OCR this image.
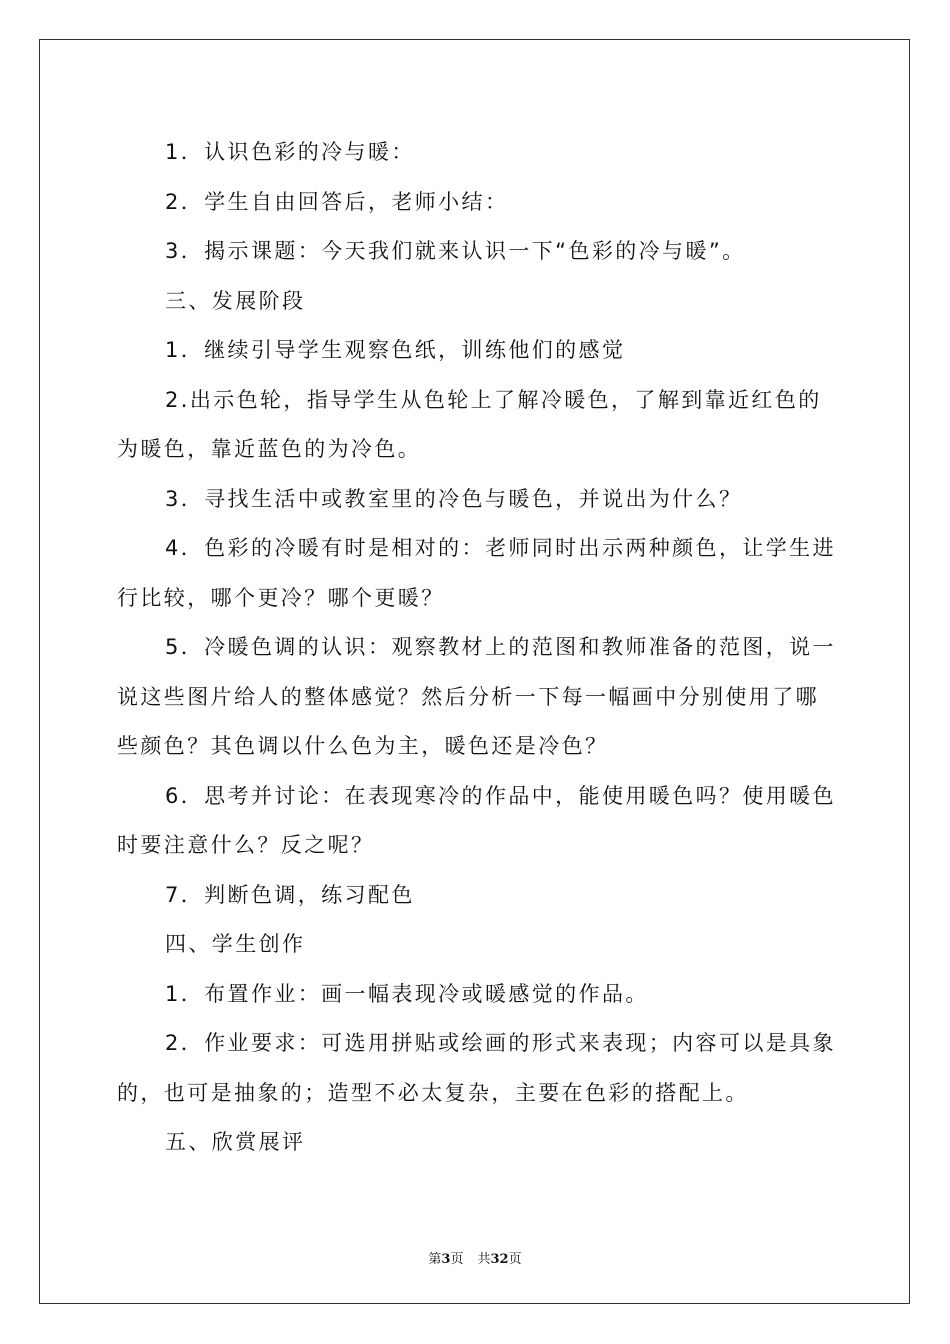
1．认识色彩的冷与暖：

2．学生自由回答后，老师小结：

3．揭示课题：今天我们就来认识一下“色彩的冷与暖”。

三、发展阶段

1．继续引导学生观察色纸，训练他们的感觉

2.出示色轮，指导学生从色轮上了解冷暖色，了解到靠近红色的为暖色，靠近蓝色的为冷色。

3．寻找生活中或教室里的冷色与暖色，并说出为什么？

4．色彩的冷暖有时是相对的：老师同时出示两种颜色，让学生进行比较，哪个更冷？哪个更暖？

5．冷暖色调的认识：观察教材上的范图和教师准备的范图，说一说这些图片给人的整体感觉？然后分析一下每一幅画中分别使用了哪些颜色？其色调以什么色为主，暖色还是冷色？

6．思考并讨论：在表现寒冷的作品中，能使用暖色吗？使用暖色时要注意什么？反之呢？

7．判断色调，练习配色

四、学生创作

1．布置作业：画一幅表现冷或暖感觉的作品。

2．作业要求：可选用拼贴或绘画的形式来表现；内容可以是具象的，也可是抽象的；造型不必太复杂，主要在色彩的搭配上。

五、欣赏展评

第3页 共32页
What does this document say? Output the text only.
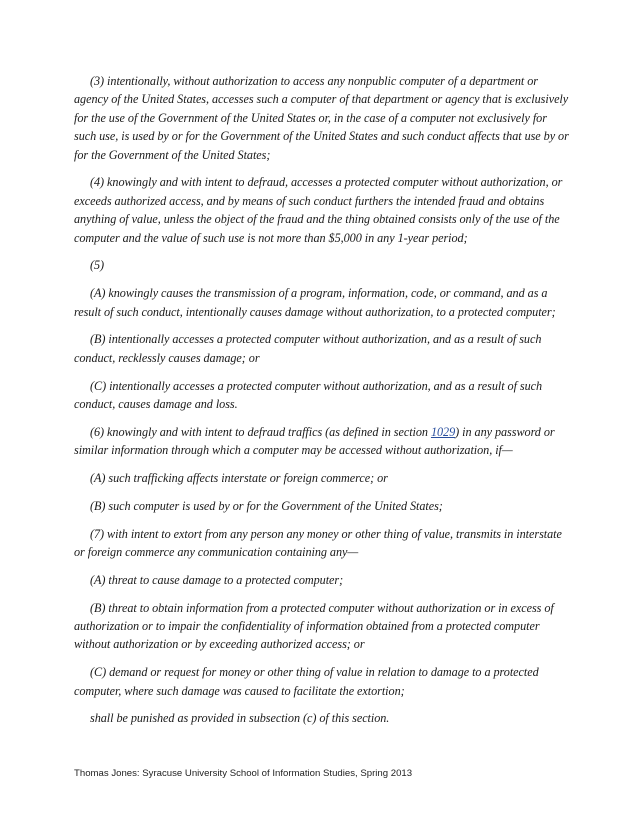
(3) intentionally, without authorization to access any nonpublic computer of a department or agency of the United States, accesses such a computer of that department or agency that is exclusively for the use of the Government of the United States or, in the case of a computer not exclusively for such use, is used by or for the Government of the United States and such conduct affects that use by or for the Government of the United States;

(4) knowingly and with intent to defraud, accesses a protected computer without authorization, or exceeds authorized access, and by means of such conduct furthers the intended fraud and obtains anything of value, unless the object of the fraud and the thing obtained consists only of the use of the computer and the value of such use is not more than $5,000 in any 1-year period;

(5)

(A) knowingly causes the transmission of a program, information, code, or command, and as a result of such conduct, intentionally causes damage without authorization, to a protected computer;

(B) intentionally accesses a protected computer without authorization, and as a result of such conduct, recklessly causes damage; or

(C) intentionally accesses a protected computer without authorization, and as a result of such conduct, causes damage and loss.

(6) knowingly and with intent to defraud traffics (as defined in section 1029) in any password or similar information through which a computer may be accessed without authorization, if—

(A) such trafficking affects interstate or foreign commerce; or

(B) such computer is used by or for the Government of the United States;

(7) with intent to extort from any person any money or other thing of value, transmits in interstate or foreign commerce any communication containing any—

(A) threat to cause damage to a protected computer;

(B) threat to obtain information from a protected computer without authorization or in excess of authorization or to impair the confidentiality of information obtained from a protected computer without authorization or by exceeding authorized access; or

(C) demand or request for money or other thing of value in relation to damage to a protected computer, where such damage was caused to facilitate the extortion;

shall be punished as provided in subsection (c) of this section.

Thomas Jones: Syracuse University School of Information Studies, Spring 2013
----------------------------------------
Task>
Pick out every line above that holds the word "result" and copy it.

Exercise solution>
(A) knowingly causes the transmission of a program, information, code, or command, and as a result of such conduct, intentionally causes damage without authorization, to a protected computer;
(B) intentionally accesses a protected computer without authorization, and as a result of such conduct, recklessly causes damage; or
(C) intentionally accesses a protected computer without authorization, and as a result of such conduct, causes damage and loss.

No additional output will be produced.